§ Exercise prompt
Check each line of the records below and collect those that include the word "ElseIf".

§ Records provided
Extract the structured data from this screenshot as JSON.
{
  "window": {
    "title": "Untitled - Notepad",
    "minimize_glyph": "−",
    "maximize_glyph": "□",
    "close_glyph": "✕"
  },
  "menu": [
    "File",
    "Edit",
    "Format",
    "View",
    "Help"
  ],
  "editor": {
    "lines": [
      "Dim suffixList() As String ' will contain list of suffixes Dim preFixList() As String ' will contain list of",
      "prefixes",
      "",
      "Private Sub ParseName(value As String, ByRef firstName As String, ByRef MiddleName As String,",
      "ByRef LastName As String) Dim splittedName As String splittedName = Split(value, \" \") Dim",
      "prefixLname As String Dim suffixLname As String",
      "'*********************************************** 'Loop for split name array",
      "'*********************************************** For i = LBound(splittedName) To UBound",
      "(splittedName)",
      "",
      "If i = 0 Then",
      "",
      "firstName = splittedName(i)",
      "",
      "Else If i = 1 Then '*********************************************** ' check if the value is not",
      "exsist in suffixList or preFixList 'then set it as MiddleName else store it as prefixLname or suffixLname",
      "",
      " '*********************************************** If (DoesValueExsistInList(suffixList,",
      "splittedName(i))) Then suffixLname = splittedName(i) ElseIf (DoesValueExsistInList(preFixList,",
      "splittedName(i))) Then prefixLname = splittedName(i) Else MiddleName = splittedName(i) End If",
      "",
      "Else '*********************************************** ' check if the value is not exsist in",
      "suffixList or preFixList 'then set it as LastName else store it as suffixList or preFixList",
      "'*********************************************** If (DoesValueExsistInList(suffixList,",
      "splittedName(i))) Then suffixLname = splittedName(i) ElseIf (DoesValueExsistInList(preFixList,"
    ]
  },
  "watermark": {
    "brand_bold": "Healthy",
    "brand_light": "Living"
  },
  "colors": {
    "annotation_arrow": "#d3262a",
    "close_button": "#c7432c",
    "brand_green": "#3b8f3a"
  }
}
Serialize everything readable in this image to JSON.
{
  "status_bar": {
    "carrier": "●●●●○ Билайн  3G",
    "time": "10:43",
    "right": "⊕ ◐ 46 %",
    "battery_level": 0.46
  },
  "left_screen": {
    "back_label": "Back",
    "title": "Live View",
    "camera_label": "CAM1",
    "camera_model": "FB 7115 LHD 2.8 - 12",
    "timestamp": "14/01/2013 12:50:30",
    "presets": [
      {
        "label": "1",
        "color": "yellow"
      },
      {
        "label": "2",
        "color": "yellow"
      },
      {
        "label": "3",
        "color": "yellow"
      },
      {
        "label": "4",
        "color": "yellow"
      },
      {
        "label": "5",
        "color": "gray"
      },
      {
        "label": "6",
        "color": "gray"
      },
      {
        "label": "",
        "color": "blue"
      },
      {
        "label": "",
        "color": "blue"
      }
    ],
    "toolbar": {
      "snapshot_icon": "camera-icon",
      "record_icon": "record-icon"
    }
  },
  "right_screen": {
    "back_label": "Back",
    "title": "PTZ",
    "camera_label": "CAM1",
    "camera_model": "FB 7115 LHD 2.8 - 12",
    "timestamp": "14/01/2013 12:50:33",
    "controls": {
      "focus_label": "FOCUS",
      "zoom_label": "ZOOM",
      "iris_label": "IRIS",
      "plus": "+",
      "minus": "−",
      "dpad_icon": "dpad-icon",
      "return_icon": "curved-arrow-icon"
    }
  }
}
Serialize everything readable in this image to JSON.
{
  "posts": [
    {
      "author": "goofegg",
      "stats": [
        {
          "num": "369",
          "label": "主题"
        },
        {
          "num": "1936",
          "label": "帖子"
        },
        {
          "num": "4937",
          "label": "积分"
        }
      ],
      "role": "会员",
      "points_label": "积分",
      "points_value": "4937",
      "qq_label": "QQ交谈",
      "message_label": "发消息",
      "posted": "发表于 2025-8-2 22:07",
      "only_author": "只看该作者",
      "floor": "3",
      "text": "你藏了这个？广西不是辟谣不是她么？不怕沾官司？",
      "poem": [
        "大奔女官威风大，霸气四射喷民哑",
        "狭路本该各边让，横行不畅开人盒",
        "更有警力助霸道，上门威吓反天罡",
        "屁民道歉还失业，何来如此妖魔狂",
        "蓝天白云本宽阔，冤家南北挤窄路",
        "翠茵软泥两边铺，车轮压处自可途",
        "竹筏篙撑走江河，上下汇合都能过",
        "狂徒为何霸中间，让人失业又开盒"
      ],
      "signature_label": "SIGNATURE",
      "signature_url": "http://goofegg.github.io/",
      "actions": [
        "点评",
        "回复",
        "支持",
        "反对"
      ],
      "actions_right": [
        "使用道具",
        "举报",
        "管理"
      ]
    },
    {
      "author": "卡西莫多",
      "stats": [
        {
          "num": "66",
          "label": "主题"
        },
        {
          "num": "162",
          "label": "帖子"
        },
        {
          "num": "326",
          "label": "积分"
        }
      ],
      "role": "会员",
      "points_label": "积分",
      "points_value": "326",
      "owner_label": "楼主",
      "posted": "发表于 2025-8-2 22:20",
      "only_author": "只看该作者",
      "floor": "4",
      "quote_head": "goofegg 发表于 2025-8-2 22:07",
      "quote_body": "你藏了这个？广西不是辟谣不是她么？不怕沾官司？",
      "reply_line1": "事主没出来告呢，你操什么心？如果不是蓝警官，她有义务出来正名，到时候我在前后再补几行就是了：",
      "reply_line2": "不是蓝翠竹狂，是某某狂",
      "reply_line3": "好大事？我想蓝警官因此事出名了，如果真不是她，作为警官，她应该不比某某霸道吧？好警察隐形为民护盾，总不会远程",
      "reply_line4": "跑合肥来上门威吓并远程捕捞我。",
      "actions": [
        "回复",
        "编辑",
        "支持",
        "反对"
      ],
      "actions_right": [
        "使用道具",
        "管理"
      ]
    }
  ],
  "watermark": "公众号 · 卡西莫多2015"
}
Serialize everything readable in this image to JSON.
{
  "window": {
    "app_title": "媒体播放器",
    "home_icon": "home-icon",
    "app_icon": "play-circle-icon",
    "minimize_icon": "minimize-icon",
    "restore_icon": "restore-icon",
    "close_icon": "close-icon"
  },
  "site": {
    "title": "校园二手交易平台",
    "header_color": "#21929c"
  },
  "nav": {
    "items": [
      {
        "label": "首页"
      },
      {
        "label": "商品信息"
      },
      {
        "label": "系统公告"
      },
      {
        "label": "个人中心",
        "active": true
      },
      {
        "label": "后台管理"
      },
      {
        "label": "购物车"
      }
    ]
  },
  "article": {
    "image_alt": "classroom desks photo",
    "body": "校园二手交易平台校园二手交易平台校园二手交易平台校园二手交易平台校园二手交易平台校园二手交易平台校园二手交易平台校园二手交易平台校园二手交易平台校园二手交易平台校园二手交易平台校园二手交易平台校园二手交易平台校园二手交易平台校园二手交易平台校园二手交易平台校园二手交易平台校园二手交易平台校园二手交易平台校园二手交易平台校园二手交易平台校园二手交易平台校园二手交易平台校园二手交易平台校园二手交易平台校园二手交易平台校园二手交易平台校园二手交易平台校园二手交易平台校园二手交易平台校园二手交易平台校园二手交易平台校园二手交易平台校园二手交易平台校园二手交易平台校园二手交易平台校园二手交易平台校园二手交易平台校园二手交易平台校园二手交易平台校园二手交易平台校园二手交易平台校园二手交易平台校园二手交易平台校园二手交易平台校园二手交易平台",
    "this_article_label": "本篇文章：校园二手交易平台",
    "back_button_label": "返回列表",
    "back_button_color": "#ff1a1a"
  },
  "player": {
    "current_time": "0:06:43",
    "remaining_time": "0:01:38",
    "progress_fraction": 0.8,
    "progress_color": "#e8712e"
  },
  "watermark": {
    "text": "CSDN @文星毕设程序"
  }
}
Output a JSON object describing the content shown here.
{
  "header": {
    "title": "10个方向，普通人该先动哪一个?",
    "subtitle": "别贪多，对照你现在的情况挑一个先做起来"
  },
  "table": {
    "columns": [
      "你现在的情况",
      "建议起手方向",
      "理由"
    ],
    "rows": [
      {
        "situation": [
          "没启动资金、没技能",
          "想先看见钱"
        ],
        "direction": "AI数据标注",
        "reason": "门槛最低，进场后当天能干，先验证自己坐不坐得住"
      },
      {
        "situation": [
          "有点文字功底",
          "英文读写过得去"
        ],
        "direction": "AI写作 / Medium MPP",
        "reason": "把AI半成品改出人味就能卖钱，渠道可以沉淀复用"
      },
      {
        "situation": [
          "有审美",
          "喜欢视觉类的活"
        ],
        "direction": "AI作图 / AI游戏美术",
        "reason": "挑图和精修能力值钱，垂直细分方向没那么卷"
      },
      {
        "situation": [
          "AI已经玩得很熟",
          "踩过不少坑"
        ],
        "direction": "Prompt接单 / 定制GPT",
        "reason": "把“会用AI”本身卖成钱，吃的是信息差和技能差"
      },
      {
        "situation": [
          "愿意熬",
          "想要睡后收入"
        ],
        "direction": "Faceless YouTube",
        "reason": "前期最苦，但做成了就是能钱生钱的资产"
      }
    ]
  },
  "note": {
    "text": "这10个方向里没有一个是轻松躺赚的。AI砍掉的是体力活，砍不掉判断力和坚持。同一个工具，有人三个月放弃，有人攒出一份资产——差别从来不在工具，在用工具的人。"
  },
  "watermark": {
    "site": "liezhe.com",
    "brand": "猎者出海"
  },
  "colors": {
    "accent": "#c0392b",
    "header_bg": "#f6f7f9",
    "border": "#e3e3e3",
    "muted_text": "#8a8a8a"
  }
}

§ Reply
      "splittedName(i))) Then suffixLname = splittedName(i) ElseIf (DoesValueExsistInList(preFixList,",
      "splittedName(i))) Then suffixLname = splittedName(i) ElseIf (DoesValueExsistInList(preFixList,"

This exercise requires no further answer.